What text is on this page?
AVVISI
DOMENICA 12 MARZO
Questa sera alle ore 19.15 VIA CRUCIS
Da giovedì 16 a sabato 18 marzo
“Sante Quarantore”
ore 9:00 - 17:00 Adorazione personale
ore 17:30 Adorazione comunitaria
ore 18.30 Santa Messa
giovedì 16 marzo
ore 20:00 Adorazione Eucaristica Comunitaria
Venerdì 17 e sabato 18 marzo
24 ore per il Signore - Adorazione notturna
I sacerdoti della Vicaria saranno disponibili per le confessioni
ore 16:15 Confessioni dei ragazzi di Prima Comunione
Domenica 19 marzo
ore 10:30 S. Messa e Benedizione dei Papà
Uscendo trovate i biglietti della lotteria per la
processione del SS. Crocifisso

------------

● **Directive**: Retype all of the material, keeping each line exact.

● **Task answer**:
What text is on this page?
AVVISI
DOMENICA 12 MARZO
Questa sera alle ore 19.15 VIA CRUCIS
Da giovedì 16 a sabato 18 marzo
“Sante Quarantore”
ore 9:00 - 17:00 Adorazione personale
ore 17:30 Adorazione comunitaria
ore 18.30 Santa Messa
giovedì 16 marzo
ore 20:00 Adorazione Eucaristica Comunitaria
Venerdì 17 e sabato 18 marzo
24 ore per il Signore - Adorazione notturna
I sacerdoti della Vicaria saranno disponibili per le confessioni
ore 16:15 Confessioni dei ragazzi di Prima Comunione
Domenica 19 marzo
ore 10:30 S. Messa e Benedizione dei Papà
Uscendo trovate i biglietti della lotteria per la
processione del SS. Crocifisso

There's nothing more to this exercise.